_Excerpted text:_

▬▬▬▬▬▬

If the water level in the drain is allowed to return to its original equilibrium condition, the pore water pressure distribution will also return to its original condition. The net result will be that the soil skeleton has been precompressed by an amount Δp, up to the limit allowed by capillary forces within the soil. Load up to the magnitude of this precompression can now be applied to the soil without causing additional long-term settlement.
From this analysis the present inventor further recognized that if the water level in the drains were lowered at the same time a surcharge is applied, the combined effects of these two mechanisms would apply. The net result will be that the amount of precompression will be greater than if either were applied singly.
The purpose of the filter fabric surrounding the core of the vertical drain is to prevent soil particles from entering the drain interior while allowing water to enter freely. The ability of the fabric to perform this function depends on the opening size of the fabric pores. The apparent opening size (AOS), or O95, is the hole size for which 95% of the openings in the geotextile are smaller.
If the opening size of the geotextile is too large, the soil particles will pass through and the drain interior will become clogged. If the opening size is too small, fine soil particles will block the openings and the geotextile will become clogged. Three simple concepts are used in the choosing the proper AOS for any given soil:
1. If the size of the largest pore in the geotextile filter is smaller than the larger particles of the soil, the filter will retain the soil. As with graded granular filters, the larger particles of soil will form a filter bridge over the hole, which in turn filters smaller particles of soil, in turn, retaining the soil and preventing piping. This process further improves the permeability of the soil in close proximity with the drain, improving the drain's efficiency.
2. If the smaller openings in the geotextile are sufficiently large such that the smaller particles of soil are able to pass through the filter, then the geotextile will not blind or clog.
3. A large number of openings should be present in the geotextile so that proper flow can be maintained even if some of the openings later become plugged.

▬▬▬▬▬▬

_Data supplied:_
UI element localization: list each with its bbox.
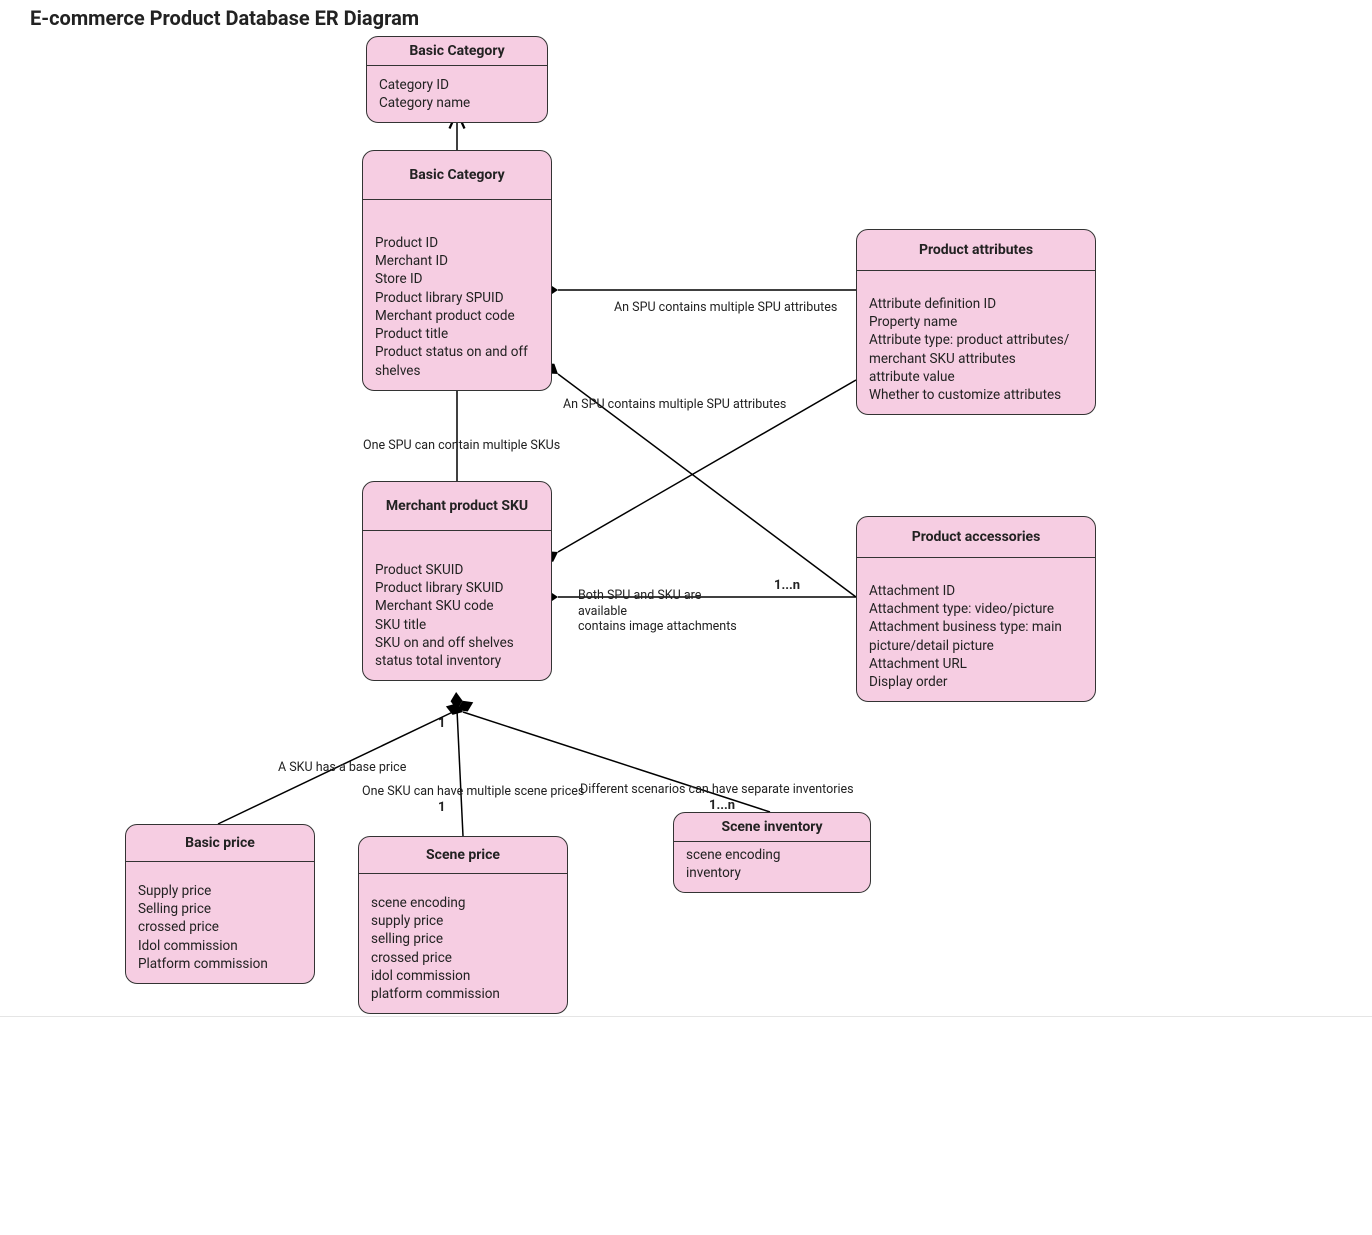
attr: Attachment business type: main picture/d… — [869, 618, 1083, 654]
entity-scene-price: Scene price scene encoding supply price … — [358, 836, 568, 1014]
mult-accessories: 1...n — [774, 578, 800, 593]
attr: Platform commission — [138, 955, 302, 973]
attr: Category name — [379, 94, 535, 112]
attr: Product library SKUID — [375, 579, 539, 597]
label-spu-has-attrs: An SPU contains multiple SPU attributes — [614, 300, 837, 316]
entity-body: Product SKUID Product library SKUID Merc… — [363, 531, 551, 680]
entity-basic-category-top: Basic Category Category ID Category name — [366, 36, 548, 123]
attr: Merchant SKU code — [375, 597, 539, 615]
attr: Attribute type: product attributes/ merc… — [869, 331, 1083, 367]
attr: SKU title — [375, 616, 539, 634]
entity-body: Product ID Merchant ID Store ID Product … — [363, 200, 551, 390]
attr: Attribute definition ID — [869, 295, 1083, 313]
attr: SKU on and off shelves status total inve… — [375, 634, 539, 670]
attr: Store ID — [375, 270, 539, 288]
attr: inventory — [686, 864, 858, 882]
entity-body: scene encoding supply price selling pric… — [359, 874, 567, 1013]
label-scene-inventory: Different scenarios can have separate in… — [580, 782, 854, 798]
attr: Product title — [375, 325, 539, 343]
attr: scene encoding — [686, 846, 858, 864]
entity-body: scene encoding inventory — [674, 842, 870, 892]
entity-header: Product attributes — [857, 230, 1095, 271]
entity-body: Attachment ID Attachment type: video/pic… — [857, 558, 1095, 701]
entity-header: Basic Category — [363, 151, 551, 200]
attr: scene encoding — [371, 894, 555, 912]
attr: Attachment type: video/picture — [869, 600, 1083, 618]
mult-scene-price-upper: 1 — [438, 800, 445, 815]
entity-header: Product accessories — [857, 517, 1095, 558]
attr: Attachment ID — [869, 582, 1083, 600]
attr: Merchant ID — [375, 252, 539, 270]
attr: Idol commission — [138, 937, 302, 955]
attr: crossed price — [138, 918, 302, 936]
label-accessories-note: Both SPU and SKU are available contains … — [578, 588, 748, 635]
entity-product-attributes: Product attributes Attribute definition … — [856, 229, 1096, 415]
page-title: E-commerce Product Database ER Diagram — [30, 6, 419, 30]
attr: Product status on and off shelves — [375, 343, 539, 379]
attr: Product ID — [375, 234, 539, 252]
entity-product-accessories: Product accessories Attachment ID Attach… — [856, 516, 1096, 702]
entity-basic-price: Basic price Supply price Selling price c… — [125, 824, 315, 984]
attr: Display order — [869, 673, 1083, 691]
label-scene-price: One SKU can have multiple scene prices — [362, 784, 584, 800]
mult-sku-lower: 1 — [438, 716, 445, 731]
attr: Product SKUID — [375, 561, 539, 579]
attr: Merchant product code — [375, 307, 539, 325]
mult-scene-inventory: 1...n — [709, 798, 735, 813]
attr: supply price — [371, 912, 555, 930]
entity-merchant-sku: Merchant product SKU Product SKUID Produ… — [362, 481, 552, 681]
entity-body: Supply price Selling price crossed price… — [126, 862, 314, 983]
attr: Attachment URL — [869, 655, 1083, 673]
entity-header: Scene price — [359, 837, 567, 874]
entity-scene-inventory: Scene inventory scene encoding inventory — [673, 812, 871, 893]
attr: Whether to customize attributes — [869, 386, 1083, 404]
attr: platform commission — [371, 985, 555, 1003]
attr: Product library SPUID — [375, 289, 539, 307]
entity-basic-category-main: Basic Category Product ID Merchant ID St… — [362, 150, 552, 391]
entity-header: Basic Category — [367, 37, 547, 66]
attr: idol commission — [371, 967, 555, 985]
label-basic-price: A SKU has a base price — [278, 760, 406, 776]
attr: Supply price — [138, 882, 302, 900]
label-sku-has-attrs: An SPU contains multiple SPU attributes — [563, 397, 786, 413]
entity-header: Basic price — [126, 825, 314, 862]
attr: Property name — [869, 313, 1083, 331]
attr: crossed price — [371, 949, 555, 967]
label-spu-has-skus: One SPU can contain multiple SKUs — [363, 438, 560, 454]
attr: Category ID — [379, 76, 535, 94]
attr: attribute value — [869, 368, 1083, 386]
attr: Selling price — [138, 900, 302, 918]
entity-header: Merchant product SKU — [363, 482, 551, 531]
footer-divider — [0, 1016, 1372, 1017]
entity-body: Category ID Category name — [367, 66, 547, 122]
attr: selling price — [371, 930, 555, 948]
entity-header: Scene inventory — [674, 813, 870, 842]
entity-body: Attribute definition ID Property name At… — [857, 271, 1095, 414]
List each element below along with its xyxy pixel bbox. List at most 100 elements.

▬▬▬▬▬▬

_Required work:_
Continue the passage on vertical soil drains and their geotextile filter fabric, picking up after its third concept for choosing the apparent opening size.

_Result of this exercise:_
The smallest practical AOS is on the order of 50μ. Although most soils can be effectively filtered by this or larger AOS sizes, some uniform clays may have maximum particle sizes of 10 to 40μ or smaller. Thus, it is apparent that some soils cannot be effectively filtered. When wick drains are used for acceleration of consolidation in such soil, the fine particles that enter the drain can accumulate over time and clog the drain, leaving it completely nonfunctioning.
An object of the present invention is to lower the water level within the vertical drains, producing the beneficial results as explained above.
The vertical prefabricated composite drain of the present invention provides improvement in the composite drains of the prior art, by additionally providing an elongated tube in juxtaposition and coextension with the drain and further providing a fluid pump which is connected to the top end of the tube for forcing fluid through the tube. The filter fabric also surrounds the elongated tube. This vertical prefabricated composite drain of the present invention also provides the necessary apparatus for performing the method of the present invention for improving the effectiveness of vertical prefabricated composite drains.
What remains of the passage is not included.